(Source data)
## start
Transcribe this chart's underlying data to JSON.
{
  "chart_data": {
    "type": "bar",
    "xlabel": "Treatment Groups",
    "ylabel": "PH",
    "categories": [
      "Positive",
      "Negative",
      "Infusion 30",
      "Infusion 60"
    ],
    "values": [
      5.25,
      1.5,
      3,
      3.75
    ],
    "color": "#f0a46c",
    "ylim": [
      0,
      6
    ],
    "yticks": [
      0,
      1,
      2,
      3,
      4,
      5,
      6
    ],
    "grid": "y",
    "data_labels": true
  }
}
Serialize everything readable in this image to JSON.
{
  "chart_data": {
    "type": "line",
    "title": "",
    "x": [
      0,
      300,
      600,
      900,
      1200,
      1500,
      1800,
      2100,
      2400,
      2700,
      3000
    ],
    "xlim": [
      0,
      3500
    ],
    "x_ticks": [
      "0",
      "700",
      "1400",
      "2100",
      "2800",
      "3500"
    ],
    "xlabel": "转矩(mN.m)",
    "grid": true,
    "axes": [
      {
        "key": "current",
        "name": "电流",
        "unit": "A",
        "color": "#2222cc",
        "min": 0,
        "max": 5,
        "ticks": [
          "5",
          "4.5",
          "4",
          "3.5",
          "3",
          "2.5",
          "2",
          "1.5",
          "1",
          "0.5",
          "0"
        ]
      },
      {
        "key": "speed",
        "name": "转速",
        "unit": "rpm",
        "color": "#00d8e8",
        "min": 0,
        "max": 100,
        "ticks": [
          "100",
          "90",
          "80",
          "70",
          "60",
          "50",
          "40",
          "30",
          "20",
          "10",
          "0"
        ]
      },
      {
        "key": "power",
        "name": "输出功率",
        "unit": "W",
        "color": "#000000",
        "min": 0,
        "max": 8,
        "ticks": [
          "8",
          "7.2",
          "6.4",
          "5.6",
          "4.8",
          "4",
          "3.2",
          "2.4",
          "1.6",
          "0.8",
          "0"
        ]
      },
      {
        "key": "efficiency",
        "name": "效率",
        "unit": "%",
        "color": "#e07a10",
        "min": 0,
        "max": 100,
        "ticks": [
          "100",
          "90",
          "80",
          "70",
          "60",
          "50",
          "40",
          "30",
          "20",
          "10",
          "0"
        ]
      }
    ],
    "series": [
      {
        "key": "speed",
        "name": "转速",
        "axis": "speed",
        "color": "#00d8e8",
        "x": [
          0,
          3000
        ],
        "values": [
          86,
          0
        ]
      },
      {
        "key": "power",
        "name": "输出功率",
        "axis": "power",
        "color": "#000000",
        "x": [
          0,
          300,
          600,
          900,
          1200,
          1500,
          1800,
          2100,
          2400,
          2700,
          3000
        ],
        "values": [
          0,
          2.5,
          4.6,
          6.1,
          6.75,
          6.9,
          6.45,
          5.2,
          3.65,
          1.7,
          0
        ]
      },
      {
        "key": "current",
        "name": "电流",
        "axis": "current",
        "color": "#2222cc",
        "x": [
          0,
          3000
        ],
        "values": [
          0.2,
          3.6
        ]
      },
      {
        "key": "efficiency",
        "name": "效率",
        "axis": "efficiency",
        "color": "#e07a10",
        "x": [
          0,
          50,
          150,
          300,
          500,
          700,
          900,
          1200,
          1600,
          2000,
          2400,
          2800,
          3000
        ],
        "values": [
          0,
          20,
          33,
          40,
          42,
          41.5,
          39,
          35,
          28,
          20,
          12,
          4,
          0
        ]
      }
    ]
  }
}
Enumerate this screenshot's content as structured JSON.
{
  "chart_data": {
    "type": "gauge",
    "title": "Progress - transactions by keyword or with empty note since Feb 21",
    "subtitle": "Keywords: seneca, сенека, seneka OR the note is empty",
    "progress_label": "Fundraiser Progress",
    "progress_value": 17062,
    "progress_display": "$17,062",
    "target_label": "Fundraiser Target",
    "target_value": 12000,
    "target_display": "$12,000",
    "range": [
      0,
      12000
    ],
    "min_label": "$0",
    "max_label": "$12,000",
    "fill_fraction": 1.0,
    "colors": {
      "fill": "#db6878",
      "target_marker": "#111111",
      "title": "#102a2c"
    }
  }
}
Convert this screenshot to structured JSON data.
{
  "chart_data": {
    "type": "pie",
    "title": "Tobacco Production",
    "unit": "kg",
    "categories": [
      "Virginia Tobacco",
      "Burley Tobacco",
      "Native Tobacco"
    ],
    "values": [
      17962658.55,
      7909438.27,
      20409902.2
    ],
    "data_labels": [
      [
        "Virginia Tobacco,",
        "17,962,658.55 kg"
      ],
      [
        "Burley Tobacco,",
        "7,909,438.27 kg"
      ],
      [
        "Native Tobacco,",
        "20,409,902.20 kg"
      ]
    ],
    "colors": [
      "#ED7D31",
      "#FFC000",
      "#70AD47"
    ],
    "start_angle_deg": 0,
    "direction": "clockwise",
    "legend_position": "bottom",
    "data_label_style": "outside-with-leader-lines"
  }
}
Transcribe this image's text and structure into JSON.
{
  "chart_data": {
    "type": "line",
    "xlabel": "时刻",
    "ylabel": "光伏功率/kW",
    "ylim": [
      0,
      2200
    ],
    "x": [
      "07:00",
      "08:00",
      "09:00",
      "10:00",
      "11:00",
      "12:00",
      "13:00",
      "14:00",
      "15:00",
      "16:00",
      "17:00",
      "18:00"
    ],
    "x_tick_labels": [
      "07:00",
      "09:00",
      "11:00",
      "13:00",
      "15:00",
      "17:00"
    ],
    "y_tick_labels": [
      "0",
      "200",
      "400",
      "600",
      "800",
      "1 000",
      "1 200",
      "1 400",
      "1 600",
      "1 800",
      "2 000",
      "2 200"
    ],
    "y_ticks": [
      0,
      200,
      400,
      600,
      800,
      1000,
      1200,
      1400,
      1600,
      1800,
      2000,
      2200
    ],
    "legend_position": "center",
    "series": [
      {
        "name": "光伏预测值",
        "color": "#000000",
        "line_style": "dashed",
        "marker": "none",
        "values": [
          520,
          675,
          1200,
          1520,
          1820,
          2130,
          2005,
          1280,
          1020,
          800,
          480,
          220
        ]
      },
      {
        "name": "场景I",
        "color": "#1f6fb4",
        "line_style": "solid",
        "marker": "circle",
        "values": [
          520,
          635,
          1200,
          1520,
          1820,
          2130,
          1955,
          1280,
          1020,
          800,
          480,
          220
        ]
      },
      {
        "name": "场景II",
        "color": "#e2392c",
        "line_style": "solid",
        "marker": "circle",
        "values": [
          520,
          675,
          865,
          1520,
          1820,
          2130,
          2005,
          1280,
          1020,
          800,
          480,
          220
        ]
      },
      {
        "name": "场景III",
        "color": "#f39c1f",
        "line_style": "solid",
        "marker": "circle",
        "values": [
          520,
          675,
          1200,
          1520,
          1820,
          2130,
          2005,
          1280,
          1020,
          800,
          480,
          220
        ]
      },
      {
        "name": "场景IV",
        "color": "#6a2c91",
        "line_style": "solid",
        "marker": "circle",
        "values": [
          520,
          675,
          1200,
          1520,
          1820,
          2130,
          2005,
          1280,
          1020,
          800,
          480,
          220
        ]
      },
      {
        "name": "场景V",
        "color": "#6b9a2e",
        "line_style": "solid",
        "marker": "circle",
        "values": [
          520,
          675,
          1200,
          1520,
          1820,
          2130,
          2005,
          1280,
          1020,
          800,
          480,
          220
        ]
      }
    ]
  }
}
## end
▶ _BRIEF_:
Indicate how many lines of the material include the word "Fundraiser"; the number alone is required.

▶ _WRITTEN REPLY_:
2